| Recorded data |
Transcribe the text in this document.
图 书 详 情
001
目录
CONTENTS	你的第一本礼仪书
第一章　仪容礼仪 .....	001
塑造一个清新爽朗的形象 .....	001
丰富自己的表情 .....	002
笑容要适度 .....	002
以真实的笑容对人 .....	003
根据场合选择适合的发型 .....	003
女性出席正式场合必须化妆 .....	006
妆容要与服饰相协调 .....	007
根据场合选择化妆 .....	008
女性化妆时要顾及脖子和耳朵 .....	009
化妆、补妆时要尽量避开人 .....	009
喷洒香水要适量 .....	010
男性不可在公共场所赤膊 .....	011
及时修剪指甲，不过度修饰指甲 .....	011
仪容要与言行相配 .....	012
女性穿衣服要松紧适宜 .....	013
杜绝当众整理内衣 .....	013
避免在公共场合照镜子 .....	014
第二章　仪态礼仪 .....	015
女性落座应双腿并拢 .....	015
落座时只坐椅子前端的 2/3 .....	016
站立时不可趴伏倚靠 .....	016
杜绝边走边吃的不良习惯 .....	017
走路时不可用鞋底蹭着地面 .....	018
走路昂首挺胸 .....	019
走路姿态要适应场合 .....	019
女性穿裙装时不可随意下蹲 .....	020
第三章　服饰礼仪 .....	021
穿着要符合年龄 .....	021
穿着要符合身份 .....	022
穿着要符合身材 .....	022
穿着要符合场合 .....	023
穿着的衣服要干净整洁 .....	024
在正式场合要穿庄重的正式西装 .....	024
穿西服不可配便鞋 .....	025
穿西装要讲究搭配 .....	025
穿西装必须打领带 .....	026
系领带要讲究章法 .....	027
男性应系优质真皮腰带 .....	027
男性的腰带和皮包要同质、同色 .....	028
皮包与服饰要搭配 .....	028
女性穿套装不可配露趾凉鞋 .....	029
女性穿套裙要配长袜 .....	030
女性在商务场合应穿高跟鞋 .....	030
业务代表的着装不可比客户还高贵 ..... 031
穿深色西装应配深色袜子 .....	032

| Problem requirements |
Copy out the whole listing exactly; please set it all down.

| Result of the exercise |
Transcribe the text in this document.
图 书 详 情
001
目录
CONTENTS	你的第一本礼仪书
第一章　仪容礼仪 .....	001
塑造一个清新爽朗的形象 .....	001
丰富自己的表情 .....	002
笑容要适度 .....	002
以真实的笑容对人 .....	003
根据场合选择适合的发型 .....	003
女性出席正式场合必须化妆 .....	006
妆容要与服饰相协调 .....	007
根据场合选择化妆 .....	008
女性化妆时要顾及脖子和耳朵 .....	009
化妆、补妆时要尽量避开人 .....	009
喷洒香水要适量 .....	010
男性不可在公共场所赤膊 .....	011
及时修剪指甲，不过度修饰指甲 .....	011
仪容要与言行相配 .....	012
女性穿衣服要松紧适宜 .....	013
杜绝当众整理内衣 .....	013
避免在公共场合照镜子 .....	014
第二章　仪态礼仪 .....	015
女性落座应双腿并拢 .....	015
落座时只坐椅子前端的 2/3 .....	016
站立时不可趴伏倚靠 .....	016
杜绝边走边吃的不良习惯 .....	017
走路时不可用鞋底蹭着地面 .....	018
走路昂首挺胸 .....	019
走路姿态要适应场合 .....	019
女性穿裙装时不可随意下蹲 .....	020
第三章　服饰礼仪 .....	021
穿着要符合年龄 .....	021
穿着要符合身份 .....	022
穿着要符合身材 .....	022
穿着要符合场合 .....	023
穿着的衣服要干净整洁 .....	024
在正式场合要穿庄重的正式西装 .....	024
穿西服不可配便鞋 .....	025
穿西装要讲究搭配 .....	025
穿西装必须打领带 .....	026
系领带要讲究章法 .....	027
男性应系优质真皮腰带 .....	027
男性的腰带和皮包要同质、同色 .....	028
皮包与服饰要搭配 .....	028
女性穿套装不可配露趾凉鞋 .....	029
女性穿套裙要配长袜 .....	030
女性在商务场合应穿高跟鞋 .....	030
业务代表的着装不可比客户还高贵 ..... 031
穿深色西装应配深色袜子 .....	032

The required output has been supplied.